EXERCISE PROMPT
According to the St. Paul Hospital passage, on what date did the original hospital building on Bryan Street open?

SOURCE PASSAGE
[Map of St. Paul's Hospital], Postcard, n.d.; (http://texashistory.unt.edu/ark:/67531/metapth121635/ : accessed December 01, 2015), University of North Texas Libraries, The Portal to Texas History, http://texashistory.unt.edu; crediting Dallas Heritage Village, Dallas, Texas.

[Map of St. Paul’s Hospital], Postcard, n.d.; (http://texashistory.unt.edu/ark:/67531/metapth121635/ : accessed December 01, 2015), University of North Texas Libraries, The Portal to Texas History, http://texashistory.unt.edu; crediting Dallas Heritage Village, Dallas, Texas.

Hospitals are often over-looked landmarks in a city’s history. For many people, though, hospitals are the backdrop of treasured first moments with children or last moments with parents. It can be a little sad to see a hospital close or, in the case of St. Paul Hospital in Dallas, demolished.

The original hospital building on Bryan Street, part of St. Paul’s Sanitarium, opened its doors on June 15, 1898, providing 110 beds to the Dallas community. The hospital was served by nurses of the Roman Catholic Order. In the decades following, a school of nursing and a school of medical technology were established. By 1963, 6 new buildings had been erected under the St. Paul name:

  • An Annex building (1916) brought the bed capacity to 300.
  • The School of Nursing building was finished in 1922.
  • A five-story clinic building opened in 1938.
  • “Mary’s Manor” (a dormitory for Nursing students) came to be in 1947.
  • The Dallas Building brought the bed capacity to 395 in 1954.
  • A 484-bed hospital in Southwestern Medical Center admitted its first patients in 1963.
Work, Jim. St. Paul Hospital on Bryan Street demolition. Dallas Medical Images Collection at UT Southwestern Archives.

Work, Jim. St. Paul Hospital on Bryan Street demolition. Dallas Medical Images Collection at UT Southwestern Archives.

St. Paul led the community in selflessness and innovation. Nurses risked their own lives when volunteering during the influenza outbreak of 1918, and they did the same again in 1951 when a five-alarm fire broke out at the hospital. Staff saved over 250 people without a single serious injury. In 1954, St. Paul was the first hospital in Dallas to allow African American doctors to serve at their institution. This was followed by desegregation in 1959.

Five years after the new hospital opened in the Southwestern Medical Center, the original hospital on Bryan Street was demolished. The photograph shown, part of the UT Southwestern digital archives, shows the building’s demolition.

For over fifty years, the hospital in Southwestern Medical Center, near the intersection of Harry Hines and Inwood, provided Dallas with superb care. In 1985, it became the first hospital in the city to perform a heart transplant.

On November 20, 2015, St. Paul Medical Center was demolished. William P. Clements Jr. University Hospital will take its place in serving the Dallas area with modern and innovative healthcare. The hospital is 12 floors and offers 460 beds.

SOURCE DATA
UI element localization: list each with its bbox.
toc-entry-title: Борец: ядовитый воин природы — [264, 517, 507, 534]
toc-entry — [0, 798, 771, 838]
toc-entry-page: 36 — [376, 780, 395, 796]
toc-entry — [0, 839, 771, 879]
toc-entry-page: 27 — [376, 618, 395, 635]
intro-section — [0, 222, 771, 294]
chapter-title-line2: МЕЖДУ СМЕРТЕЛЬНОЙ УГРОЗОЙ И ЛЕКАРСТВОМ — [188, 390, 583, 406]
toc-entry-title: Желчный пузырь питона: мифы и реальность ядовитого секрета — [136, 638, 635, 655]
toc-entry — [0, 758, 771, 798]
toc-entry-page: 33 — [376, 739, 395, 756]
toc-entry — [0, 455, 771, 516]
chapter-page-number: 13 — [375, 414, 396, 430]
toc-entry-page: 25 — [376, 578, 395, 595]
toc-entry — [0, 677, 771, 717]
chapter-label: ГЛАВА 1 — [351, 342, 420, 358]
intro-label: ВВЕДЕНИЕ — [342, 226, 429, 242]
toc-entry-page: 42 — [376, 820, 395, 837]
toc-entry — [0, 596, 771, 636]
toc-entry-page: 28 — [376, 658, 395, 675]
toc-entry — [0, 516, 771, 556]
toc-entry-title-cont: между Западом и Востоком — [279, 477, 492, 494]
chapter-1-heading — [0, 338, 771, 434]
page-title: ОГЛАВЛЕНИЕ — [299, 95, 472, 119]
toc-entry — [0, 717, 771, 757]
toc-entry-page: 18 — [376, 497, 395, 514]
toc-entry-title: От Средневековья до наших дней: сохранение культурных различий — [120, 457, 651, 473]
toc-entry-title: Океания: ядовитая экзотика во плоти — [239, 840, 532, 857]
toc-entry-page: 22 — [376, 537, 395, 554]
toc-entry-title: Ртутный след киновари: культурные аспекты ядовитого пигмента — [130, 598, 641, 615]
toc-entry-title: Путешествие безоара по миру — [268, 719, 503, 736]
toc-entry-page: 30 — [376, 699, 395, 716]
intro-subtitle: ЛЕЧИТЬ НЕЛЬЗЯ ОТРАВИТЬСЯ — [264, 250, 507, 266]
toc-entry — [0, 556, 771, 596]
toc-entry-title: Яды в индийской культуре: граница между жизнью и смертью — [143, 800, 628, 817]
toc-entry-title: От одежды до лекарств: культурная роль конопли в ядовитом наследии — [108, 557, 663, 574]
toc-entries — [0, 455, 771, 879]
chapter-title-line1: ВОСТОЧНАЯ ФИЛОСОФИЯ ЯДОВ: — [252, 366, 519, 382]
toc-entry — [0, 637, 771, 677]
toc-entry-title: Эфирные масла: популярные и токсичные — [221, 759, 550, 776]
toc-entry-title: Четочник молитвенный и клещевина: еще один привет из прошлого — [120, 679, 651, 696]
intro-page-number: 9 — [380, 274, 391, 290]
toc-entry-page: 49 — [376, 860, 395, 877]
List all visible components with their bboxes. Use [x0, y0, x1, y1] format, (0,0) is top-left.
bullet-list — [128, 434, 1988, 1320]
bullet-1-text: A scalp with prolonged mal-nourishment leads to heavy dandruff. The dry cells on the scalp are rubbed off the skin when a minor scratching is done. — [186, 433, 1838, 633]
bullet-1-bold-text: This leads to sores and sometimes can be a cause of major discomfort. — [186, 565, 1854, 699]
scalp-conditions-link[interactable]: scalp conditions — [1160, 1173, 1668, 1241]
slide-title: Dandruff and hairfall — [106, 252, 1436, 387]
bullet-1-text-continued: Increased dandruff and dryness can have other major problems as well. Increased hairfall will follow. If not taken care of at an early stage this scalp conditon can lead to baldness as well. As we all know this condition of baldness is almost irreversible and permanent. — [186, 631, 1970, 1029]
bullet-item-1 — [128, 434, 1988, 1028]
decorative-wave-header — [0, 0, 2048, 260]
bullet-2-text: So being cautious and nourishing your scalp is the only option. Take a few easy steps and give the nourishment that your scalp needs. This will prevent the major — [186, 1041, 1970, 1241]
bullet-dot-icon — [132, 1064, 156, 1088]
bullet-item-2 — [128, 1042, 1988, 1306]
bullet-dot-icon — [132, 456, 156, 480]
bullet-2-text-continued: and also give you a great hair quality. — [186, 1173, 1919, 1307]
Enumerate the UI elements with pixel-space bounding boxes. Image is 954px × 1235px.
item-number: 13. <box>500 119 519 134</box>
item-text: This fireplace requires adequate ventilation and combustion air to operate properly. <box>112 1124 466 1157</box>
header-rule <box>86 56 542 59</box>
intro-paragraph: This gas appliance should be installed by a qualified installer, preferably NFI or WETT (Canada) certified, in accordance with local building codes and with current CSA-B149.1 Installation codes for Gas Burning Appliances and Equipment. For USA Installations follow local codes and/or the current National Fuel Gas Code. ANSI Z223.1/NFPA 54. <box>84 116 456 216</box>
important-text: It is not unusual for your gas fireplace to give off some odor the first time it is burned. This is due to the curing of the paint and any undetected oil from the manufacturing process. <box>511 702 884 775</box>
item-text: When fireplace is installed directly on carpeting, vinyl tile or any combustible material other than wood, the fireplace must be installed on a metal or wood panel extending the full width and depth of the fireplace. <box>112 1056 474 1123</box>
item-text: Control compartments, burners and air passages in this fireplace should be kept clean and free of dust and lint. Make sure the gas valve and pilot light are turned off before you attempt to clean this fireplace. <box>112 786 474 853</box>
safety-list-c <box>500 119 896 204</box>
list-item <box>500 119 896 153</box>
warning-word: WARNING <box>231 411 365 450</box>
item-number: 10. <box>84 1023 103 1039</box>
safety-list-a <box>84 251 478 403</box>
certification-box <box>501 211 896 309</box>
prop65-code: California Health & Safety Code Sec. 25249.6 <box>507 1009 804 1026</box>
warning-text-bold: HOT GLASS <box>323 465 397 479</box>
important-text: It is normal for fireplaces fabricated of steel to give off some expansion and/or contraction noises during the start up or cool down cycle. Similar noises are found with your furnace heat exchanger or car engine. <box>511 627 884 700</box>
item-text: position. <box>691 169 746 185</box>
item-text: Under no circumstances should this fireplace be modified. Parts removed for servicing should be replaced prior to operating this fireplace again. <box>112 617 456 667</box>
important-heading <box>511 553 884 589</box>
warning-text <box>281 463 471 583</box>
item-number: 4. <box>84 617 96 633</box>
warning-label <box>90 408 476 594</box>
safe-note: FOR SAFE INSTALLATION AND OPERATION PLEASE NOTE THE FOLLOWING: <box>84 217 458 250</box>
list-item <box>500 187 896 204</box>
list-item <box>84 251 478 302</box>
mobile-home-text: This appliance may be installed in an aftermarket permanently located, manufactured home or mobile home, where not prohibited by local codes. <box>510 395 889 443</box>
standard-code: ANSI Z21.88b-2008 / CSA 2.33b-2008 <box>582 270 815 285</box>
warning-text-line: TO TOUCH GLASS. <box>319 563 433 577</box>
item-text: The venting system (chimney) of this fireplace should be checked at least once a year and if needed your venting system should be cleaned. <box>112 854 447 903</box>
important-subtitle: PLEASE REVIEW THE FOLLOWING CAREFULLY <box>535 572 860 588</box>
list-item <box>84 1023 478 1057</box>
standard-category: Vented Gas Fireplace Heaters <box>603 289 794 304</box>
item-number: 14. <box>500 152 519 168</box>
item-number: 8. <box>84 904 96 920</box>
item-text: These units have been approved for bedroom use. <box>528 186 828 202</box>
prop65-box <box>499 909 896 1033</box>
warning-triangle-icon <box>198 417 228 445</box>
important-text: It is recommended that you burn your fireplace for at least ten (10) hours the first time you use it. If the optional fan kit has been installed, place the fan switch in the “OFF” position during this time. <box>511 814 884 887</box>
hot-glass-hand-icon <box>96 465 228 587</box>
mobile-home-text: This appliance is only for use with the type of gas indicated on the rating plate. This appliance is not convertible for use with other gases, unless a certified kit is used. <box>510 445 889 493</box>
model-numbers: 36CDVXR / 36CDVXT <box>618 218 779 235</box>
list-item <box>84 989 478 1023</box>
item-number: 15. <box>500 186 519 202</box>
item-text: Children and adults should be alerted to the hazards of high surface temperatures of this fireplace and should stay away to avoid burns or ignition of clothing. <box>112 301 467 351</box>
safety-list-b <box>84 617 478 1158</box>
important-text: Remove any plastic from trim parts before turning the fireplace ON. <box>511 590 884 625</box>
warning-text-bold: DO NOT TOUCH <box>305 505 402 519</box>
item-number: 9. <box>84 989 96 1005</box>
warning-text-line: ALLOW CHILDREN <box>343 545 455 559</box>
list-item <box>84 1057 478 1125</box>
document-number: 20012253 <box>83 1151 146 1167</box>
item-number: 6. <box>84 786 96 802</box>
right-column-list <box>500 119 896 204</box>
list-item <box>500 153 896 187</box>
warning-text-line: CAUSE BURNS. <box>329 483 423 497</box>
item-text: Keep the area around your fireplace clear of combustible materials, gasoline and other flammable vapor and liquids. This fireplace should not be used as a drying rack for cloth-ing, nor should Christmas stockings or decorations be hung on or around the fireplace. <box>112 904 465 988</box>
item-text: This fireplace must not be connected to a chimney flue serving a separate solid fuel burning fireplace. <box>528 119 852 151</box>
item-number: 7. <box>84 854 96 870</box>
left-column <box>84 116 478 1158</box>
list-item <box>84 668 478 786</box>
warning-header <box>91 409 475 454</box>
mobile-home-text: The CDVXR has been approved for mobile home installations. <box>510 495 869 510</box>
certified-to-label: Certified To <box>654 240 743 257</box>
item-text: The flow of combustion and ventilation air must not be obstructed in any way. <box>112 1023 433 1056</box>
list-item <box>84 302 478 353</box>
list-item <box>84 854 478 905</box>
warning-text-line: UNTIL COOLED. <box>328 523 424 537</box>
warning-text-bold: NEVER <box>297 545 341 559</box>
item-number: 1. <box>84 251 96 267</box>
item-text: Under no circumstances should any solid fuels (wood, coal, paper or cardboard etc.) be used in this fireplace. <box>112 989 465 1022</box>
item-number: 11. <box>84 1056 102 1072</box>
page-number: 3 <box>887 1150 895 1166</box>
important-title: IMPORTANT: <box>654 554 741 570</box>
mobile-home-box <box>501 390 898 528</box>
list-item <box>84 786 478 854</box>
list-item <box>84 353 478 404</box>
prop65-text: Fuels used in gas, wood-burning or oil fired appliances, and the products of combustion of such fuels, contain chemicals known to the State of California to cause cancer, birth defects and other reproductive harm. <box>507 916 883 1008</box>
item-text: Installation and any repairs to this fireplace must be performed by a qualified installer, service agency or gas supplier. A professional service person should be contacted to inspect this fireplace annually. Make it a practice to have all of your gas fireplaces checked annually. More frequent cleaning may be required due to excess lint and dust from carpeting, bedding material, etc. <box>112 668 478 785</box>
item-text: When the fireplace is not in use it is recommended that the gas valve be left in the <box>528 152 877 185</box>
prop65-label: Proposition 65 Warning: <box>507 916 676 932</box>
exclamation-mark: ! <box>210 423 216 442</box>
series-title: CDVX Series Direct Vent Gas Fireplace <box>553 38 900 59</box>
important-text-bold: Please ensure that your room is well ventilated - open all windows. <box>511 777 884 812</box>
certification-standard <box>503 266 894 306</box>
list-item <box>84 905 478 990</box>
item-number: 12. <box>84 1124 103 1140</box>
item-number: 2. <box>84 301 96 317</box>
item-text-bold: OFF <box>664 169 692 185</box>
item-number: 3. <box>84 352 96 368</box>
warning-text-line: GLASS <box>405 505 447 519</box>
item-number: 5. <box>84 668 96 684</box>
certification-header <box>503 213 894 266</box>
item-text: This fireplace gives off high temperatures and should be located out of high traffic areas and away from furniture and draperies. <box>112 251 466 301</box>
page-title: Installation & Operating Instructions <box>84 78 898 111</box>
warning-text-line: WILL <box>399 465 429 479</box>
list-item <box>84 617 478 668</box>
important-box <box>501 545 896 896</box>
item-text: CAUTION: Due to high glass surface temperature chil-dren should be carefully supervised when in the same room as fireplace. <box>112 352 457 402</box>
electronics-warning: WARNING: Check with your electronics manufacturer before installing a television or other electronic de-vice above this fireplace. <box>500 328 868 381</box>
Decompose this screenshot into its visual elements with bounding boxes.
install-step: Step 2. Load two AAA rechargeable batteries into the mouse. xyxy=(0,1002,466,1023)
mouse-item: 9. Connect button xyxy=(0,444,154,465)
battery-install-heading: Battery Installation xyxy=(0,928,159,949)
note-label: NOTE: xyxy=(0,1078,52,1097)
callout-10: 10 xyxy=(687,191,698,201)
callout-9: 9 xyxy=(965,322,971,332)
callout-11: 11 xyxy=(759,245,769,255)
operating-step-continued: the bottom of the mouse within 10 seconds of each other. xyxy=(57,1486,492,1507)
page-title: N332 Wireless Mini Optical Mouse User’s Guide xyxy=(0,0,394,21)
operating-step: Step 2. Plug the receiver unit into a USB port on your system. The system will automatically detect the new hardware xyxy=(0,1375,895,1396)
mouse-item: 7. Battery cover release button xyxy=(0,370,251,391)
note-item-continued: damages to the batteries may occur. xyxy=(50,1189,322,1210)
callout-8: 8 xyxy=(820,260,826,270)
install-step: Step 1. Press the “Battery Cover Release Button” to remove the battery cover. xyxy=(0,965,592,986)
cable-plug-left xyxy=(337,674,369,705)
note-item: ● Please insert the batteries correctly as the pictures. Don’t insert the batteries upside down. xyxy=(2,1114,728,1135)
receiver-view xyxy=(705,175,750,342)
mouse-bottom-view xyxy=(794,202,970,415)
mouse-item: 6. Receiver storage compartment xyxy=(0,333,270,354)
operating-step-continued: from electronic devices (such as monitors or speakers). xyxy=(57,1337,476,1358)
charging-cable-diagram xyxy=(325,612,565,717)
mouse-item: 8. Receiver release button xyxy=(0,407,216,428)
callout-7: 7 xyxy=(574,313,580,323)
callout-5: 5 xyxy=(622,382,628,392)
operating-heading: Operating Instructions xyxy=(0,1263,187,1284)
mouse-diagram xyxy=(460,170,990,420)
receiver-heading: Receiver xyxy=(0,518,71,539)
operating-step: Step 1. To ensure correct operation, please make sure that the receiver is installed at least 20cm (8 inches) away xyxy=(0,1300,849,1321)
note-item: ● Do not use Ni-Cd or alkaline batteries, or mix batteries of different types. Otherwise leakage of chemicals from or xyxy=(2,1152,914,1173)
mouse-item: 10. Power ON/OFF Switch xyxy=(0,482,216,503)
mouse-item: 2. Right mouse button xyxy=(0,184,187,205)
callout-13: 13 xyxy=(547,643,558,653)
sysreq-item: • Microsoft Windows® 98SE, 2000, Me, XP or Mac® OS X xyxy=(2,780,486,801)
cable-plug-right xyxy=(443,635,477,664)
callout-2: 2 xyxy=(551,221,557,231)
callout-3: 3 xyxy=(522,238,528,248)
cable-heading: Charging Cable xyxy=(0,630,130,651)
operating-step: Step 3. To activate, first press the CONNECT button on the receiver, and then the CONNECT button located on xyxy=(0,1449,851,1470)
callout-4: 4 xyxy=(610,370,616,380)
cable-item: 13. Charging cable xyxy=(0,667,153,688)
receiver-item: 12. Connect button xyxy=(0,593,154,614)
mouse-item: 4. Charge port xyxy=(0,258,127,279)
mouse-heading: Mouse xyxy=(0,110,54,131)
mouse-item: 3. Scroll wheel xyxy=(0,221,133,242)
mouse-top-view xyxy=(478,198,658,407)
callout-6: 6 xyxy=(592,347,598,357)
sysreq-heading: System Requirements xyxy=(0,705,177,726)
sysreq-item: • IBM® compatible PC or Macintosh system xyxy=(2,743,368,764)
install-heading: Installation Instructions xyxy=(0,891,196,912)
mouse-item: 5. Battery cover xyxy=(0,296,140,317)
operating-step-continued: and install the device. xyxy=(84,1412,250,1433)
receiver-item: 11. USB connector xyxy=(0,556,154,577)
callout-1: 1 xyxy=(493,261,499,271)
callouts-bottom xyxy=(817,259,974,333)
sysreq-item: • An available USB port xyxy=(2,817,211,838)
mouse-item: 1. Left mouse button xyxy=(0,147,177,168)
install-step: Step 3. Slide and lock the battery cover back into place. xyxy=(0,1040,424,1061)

OUTPUT FOR THIS EXERCISE
June 15, 1898